Work to do =>
Exactly as written, print each record in the listing.

_ _ _ _

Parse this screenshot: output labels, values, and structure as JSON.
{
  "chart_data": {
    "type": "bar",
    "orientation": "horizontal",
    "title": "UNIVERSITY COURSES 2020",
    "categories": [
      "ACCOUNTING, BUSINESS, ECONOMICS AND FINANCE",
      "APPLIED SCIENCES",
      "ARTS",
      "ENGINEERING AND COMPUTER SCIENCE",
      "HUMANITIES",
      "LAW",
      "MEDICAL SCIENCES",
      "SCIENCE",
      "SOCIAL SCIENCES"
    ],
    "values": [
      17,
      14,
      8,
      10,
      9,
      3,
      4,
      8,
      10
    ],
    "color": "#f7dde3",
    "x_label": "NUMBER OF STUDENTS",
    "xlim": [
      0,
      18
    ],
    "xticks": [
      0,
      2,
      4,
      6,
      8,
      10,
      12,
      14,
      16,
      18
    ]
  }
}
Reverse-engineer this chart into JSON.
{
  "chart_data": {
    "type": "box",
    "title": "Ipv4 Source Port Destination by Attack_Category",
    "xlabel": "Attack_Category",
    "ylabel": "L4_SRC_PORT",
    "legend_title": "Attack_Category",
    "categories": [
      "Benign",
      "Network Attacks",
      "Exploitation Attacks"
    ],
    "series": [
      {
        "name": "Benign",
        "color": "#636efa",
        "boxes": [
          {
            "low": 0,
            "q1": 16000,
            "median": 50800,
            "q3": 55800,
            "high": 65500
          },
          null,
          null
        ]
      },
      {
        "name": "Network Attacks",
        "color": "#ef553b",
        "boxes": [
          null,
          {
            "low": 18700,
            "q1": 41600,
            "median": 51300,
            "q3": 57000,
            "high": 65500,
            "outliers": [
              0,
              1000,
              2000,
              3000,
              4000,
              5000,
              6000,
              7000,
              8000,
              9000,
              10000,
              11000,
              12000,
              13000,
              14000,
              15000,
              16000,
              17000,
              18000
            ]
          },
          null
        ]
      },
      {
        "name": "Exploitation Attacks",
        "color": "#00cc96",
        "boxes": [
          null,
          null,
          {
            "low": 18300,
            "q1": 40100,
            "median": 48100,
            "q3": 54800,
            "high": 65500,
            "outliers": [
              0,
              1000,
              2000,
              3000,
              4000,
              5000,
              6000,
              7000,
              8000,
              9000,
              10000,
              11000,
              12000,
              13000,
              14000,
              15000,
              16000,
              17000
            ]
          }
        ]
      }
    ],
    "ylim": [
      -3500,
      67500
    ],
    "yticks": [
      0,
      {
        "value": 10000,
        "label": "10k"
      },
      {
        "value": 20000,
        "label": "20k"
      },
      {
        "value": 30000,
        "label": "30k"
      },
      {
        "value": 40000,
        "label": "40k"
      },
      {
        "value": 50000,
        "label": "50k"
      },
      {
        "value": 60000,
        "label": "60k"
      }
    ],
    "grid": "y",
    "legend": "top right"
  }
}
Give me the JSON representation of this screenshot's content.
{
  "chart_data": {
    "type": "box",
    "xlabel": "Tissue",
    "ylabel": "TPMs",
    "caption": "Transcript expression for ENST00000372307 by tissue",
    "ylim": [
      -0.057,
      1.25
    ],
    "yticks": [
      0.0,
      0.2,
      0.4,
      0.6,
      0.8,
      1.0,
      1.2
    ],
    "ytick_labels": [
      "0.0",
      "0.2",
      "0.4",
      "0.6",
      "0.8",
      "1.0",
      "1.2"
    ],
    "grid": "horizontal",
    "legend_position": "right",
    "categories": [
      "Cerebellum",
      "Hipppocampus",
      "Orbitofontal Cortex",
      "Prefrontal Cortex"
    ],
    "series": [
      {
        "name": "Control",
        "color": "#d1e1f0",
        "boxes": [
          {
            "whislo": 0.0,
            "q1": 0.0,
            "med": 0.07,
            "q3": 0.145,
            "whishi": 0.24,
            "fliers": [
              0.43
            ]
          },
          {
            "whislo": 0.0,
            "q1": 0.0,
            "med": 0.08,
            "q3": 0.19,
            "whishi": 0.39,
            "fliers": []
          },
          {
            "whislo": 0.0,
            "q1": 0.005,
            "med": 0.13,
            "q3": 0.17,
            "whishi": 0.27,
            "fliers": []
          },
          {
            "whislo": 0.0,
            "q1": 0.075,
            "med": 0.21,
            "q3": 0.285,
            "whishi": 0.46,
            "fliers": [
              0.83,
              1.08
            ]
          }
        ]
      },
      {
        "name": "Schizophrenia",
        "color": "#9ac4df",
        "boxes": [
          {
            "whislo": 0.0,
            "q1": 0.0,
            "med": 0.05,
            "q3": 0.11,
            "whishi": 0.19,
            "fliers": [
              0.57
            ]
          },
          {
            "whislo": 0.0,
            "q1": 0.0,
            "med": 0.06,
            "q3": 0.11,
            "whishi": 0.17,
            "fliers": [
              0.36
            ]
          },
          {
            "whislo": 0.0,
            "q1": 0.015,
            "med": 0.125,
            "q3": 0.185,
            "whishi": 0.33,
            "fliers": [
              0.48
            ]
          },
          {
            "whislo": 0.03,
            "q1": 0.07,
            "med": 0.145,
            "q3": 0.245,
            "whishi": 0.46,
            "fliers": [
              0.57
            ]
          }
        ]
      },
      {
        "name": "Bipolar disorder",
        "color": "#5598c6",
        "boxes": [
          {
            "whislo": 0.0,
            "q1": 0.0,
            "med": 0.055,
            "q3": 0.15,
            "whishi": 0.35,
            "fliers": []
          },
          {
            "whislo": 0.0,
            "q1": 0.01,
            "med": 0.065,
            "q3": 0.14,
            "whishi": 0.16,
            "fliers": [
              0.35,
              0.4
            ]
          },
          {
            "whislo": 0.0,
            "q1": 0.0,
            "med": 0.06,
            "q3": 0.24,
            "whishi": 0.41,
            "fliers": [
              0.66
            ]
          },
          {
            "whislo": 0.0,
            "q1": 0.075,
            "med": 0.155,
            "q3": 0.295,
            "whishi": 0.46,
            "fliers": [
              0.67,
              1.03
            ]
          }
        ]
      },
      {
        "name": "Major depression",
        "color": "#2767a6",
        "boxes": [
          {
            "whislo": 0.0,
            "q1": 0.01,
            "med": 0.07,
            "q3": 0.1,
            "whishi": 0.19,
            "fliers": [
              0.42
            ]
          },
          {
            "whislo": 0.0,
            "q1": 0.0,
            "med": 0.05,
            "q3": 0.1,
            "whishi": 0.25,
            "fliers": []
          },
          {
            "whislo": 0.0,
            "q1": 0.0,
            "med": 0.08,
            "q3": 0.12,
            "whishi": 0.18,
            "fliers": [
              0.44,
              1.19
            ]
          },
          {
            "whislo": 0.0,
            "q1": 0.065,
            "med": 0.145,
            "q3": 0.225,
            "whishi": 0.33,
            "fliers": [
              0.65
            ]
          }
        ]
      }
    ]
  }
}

_ _ _ _

Correct response =>
Parse this screenshot: output labels, values, and structure as JSON.
{
  "chart_data": {
    "type": "bar",
    "orientation": "horizontal",
    "title": "UNIVERSITY COURSES 2020",
    "categories": [
      "ACCOUNTING, BUSINESS, ECONOMICS AND FINANCE",
      "APPLIED SCIENCES",
      "ARTS",
      "ENGINEERING AND COMPUTER SCIENCE",
      "HUMANITIES",
      "LAW",
      "MEDICAL SCIENCES",
      "SCIENCE",
      "SOCIAL SCIENCES"
    ],
    "values": [
      17,
      14,
      8,
      10,
      9,
      3,
      4,
      8,
      10
    ],
    "color": "#f7dde3",
    "x_label": "NUMBER OF STUDENTS",
    "xlim": [
      0,
      18
    ],
    "xticks": [
      0,
      2,
      4,
      6,
      8,
      10,
      12,
      14,
      16,
      18
    ]
  }
}
Reverse-engineer this chart into JSON.
{
  "chart_data": {
    "type": "box",
    "title": "Ipv4 Source Port Destination by Attack_Category",
    "xlabel": "Attack_Category",
    "ylabel": "L4_SRC_PORT",
    "legend_title": "Attack_Category",
    "categories": [
      "Benign",
      "Network Attacks",
      "Exploitation Attacks"
    ],
    "series": [
      {
        "name": "Benign",
        "color": "#636efa",
        "boxes": [
          {
            "low": 0,
            "q1": 16000,
            "median": 50800,
            "q3": 55800,
            "high": 65500
          },
          null,
          null
        ]
      },
      {
        "name": "Network Attacks",
        "color": "#ef553b",
        "boxes": [
          null,
          {
            "low": 18700,
            "q1": 41600,
            "median": 51300,
            "q3": 57000,
            "high": 65500,
            "outliers": [
              0,
              1000,
              2000,
              3000,
              4000,
              5000,
              6000,
              7000,
              8000,
              9000,
              10000,
              11000,
              12000,
              13000,
              14000,
              15000,
              16000,
              17000,
              18000
            ]
          },
          null
        ]
      },
      {
        "name": "Exploitation Attacks",
        "color": "#00cc96",
        "boxes": [
          null,
          null,
          {
            "low": 18300,
            "q1": 40100,
            "median": 48100,
            "q3": 54800,
            "high": 65500,
            "outliers": [
              0,
              1000,
              2000,
              3000,
              4000,
              5000,
              6000,
              7000,
              8000,
              9000,
              10000,
              11000,
              12000,
              13000,
              14000,
              15000,
              16000,
              17000
            ]
          }
        ]
      }
    ],
    "ylim": [
      -3500,
      67500
    ],
    "yticks": [
      0,
      {
        "value": 10000,
        "label": "10k"
      },
      {
        "value": 20000,
        "label": "20k"
      },
      {
        "value": 30000,
        "label": "30k"
      },
      {
        "value": 40000,
        "label": "40k"
      },
      {
        "value": 50000,
        "label": "50k"
      },
      {
        "value": 60000,
        "label": "60k"
      }
    ],
    "grid": "y",
    "legend": "top right"
  }
}
Give me the JSON representation of this screenshot's content.
{
  "chart_data": {
    "type": "box",
    "xlabel": "Tissue",
    "ylabel": "TPMs",
    "caption": "Transcript expression for ENST00000372307 by tissue",
    "ylim": [
      -0.057,
      1.25
    ],
    "yticks": [
      0.0,
      0.2,
      0.4,
      0.6,
      0.8,
      1.0,
      1.2
    ],
    "ytick_labels": [
      "0.0",
      "0.2",
      "0.4",
      "0.6",
      "0.8",
      "1.0",
      "1.2"
    ],
    "grid": "horizontal",
    "legend_position": "right",
    "categories": [
      "Cerebellum",
      "Hipppocampus",
      "Orbitofontal Cortex",
      "Prefrontal Cortex"
    ],
    "series": [
      {
        "name": "Control",
        "color": "#d1e1f0",
        "boxes": [
          {
            "whislo": 0.0,
            "q1": 0.0,
            "med": 0.07,
            "q3": 0.145,
            "whishi": 0.24,
            "fliers": [
              0.43
            ]
          },
          {
            "whislo": 0.0,
            "q1": 0.0,
            "med": 0.08,
            "q3": 0.19,
            "whishi": 0.39,
            "fliers": []
          },
          {
            "whislo": 0.0,
            "q1": 0.005,
            "med": 0.13,
            "q3": 0.17,
            "whishi": 0.27,
            "fliers": []
          },
          {
            "whislo": 0.0,
            "q1": 0.075,
            "med": 0.21,
            "q3": 0.285,
            "whishi": 0.46,
            "fliers": [
              0.83,
              1.08
            ]
          }
        ]
      },
      {
        "name": "Schizophrenia",
        "color": "#9ac4df",
        "boxes": [
          {
            "whislo": 0.0,
            "q1": 0.0,
            "med": 0.05,
            "q3": 0.11,
            "whishi": 0.19,
            "fliers": [
              0.57
            ]
          },
          {
            "whislo": 0.0,
            "q1": 0.0,
            "med": 0.06,
            "q3": 0.11,
            "whishi": 0.17,
            "fliers": [
              0.36
            ]
          },
          {
            "whislo": 0.0,
            "q1": 0.015,
            "med": 0.125,
            "q3": 0.185,
            "whishi": 0.33,
            "fliers": [
              0.48
            ]
          },
          {
            "whislo": 0.03,
            "q1": 0.07,
            "med": 0.145,
            "q3": 0.245,
            "whishi": 0.46,
            "fliers": [
              0.57
            ]
          }
        ]
      },
      {
        "name": "Bipolar disorder",
        "color": "#5598c6",
        "boxes": [
          {
            "whislo": 0.0,
            "q1": 0.0,
            "med": 0.055,
            "q3": 0.15,
            "whishi": 0.35,
            "fliers": []
          },
          {
            "whislo": 0.0,
            "q1": 0.01,
            "med": 0.065,
            "q3": 0.14,
            "whishi": 0.16,
            "fliers": [
              0.35,
              0.4
            ]
          },
          {
            "whislo": 0.0,
            "q1": 0.0,
            "med": 0.06,
            "q3": 0.24,
            "whishi": 0.41,
            "fliers": [
              0.66
            ]
          },
          {
            "whislo": 0.0,
            "q1": 0.075,
            "med": 0.155,
            "q3": 0.295,
            "whishi": 0.46,
            "fliers": [
              0.67,
              1.03
            ]
          }
        ]
      },
      {
        "name": "Major depression",
        "color": "#2767a6",
        "boxes": [
          {
            "whislo": 0.0,
            "q1": 0.01,
            "med": 0.07,
            "q3": 0.1,
            "whishi": 0.19,
            "fliers": [
              0.42
            ]
          },
          {
            "whislo": 0.0,
            "q1": 0.0,
            "med": 0.05,
            "q3": 0.1,
            "whishi": 0.25,
            "fliers": []
          },
          {
            "whislo": 0.0,
            "q1": 0.0,
            "med": 0.08,
            "q3": 0.12,
            "whishi": 0.18,
            "fliers": [
              0.44,
              1.19
            ]
          },
          {
            "whislo": 0.0,
            "q1": 0.065,
            "med": 0.145,
            "q3": 0.225,
            "whishi": 0.33,
            "fliers": [
              0.65
            ]
          }
        ]
      }
    ]
  }
}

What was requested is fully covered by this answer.